#### EXERCICE 1:
Dites si chacune des affirmations suivantes concorde avec l'article sur le livre consacré à l'ANPE, en répondant par oui ou par non et en citant à l'identique les mots décisifs du texte. (a) Fabienne Brutus exerce le métier de conseillère à l'emploi à l'ANPE. (b) D'après l'article, après la lecture du livre, on portera un regard plus sévère sur les conseillers de l'ANPE. (c) L'article affirme que ce livre devrait être remis à tous les chômeurs.
#### EXERCICE 2:
Reprenez l'article sur le livre consacré à l'ANPE à la suite de sa dernière phrase et poursuivez sa rédaction.

#### EXTRAIT DU TEXTE:
+ + + + + + +
04/04/2006
Chômage, des secrets bien gardés
Voilà un livre, dont les sous-titres sont « la vérité sur l’ANPE » et souriez, vous êtes radiés », qui devrait être distribué à tous les chômeurs. Il ne laisse pas indifférent.
Après la lecture de ce livre de Fabienne Brutus, conseillère à l’emploi à l’ANPE, on aura sûrement un autre regard sur le-la conseiller-ère qui nous recevra lors d’une prochaine convocation à l’ANPE. Un regard plus bienveillant.
Fabienne Brutus nous dit que « c’est souvent de part et d’autre du guichet que la souffrance s’est installée. L’un dit le manque du travail, le besoin d’être attendu quelque part tous les matins. L’autre dit le tourment du travail, la bataille perdue d’avance, la contribution au trucage, au vaste canular… ».
+ + + + + + +
#### DONNÉES ENREGISTRÉES:
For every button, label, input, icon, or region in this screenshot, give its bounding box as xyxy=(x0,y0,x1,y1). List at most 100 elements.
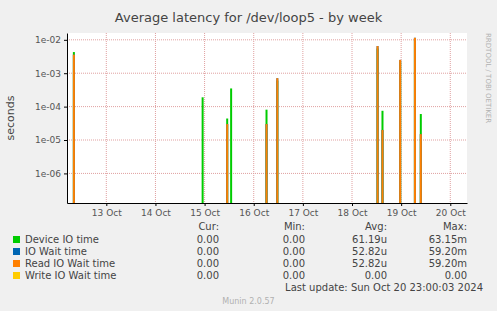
+ + + + + + +
#### RÉPONSE ATTENDUE 1:
(a) Oui : « Fabienne Brutus, conseillère à l’emploi à l’ANPE ».
(b) Non : « Un regard plus bienveillant. »
(c) Oui : « qui devrait être distribué à tous les chômeurs ».

#### RÉPONSE ATTENDUE 2:
Les missions principales de l’ANPE étaient de favoriser la rencontre entre l’offre et la demande, d’aider les chômeurs à trouver (ou retrouver) un emploi, une formation ou un conseil professionnel, et d’aider les employeurs à recruter.
« Les consignes sont maintenant claires : l’ANPE doit recaser coûte que coûte. Qu’importe si les emplois sont précaires, voire fictifs. La manœuvre doit être efficace et rapide, L’échéance de 2007 est proche ».
L’accroissement des pressions envers les chômeurs passe nécessairement par le renforcement des contraintes sur les conseillers de l’ANPE.
« Ecouter pendant quatre heure non-stop en « base avant » la détresse et le découragement, c’est pesant ». Prendre toute la misère du monde et n’avoir aucune solution efficace à proposer, cela est inhumain. Certains chômeurs s’en aperçoivent. « Il me plaint », dit-elle ! « Vous faites un métier difficile ». Il sait que je lui suis d’aucune utilité. Il sait même que j’en souffre.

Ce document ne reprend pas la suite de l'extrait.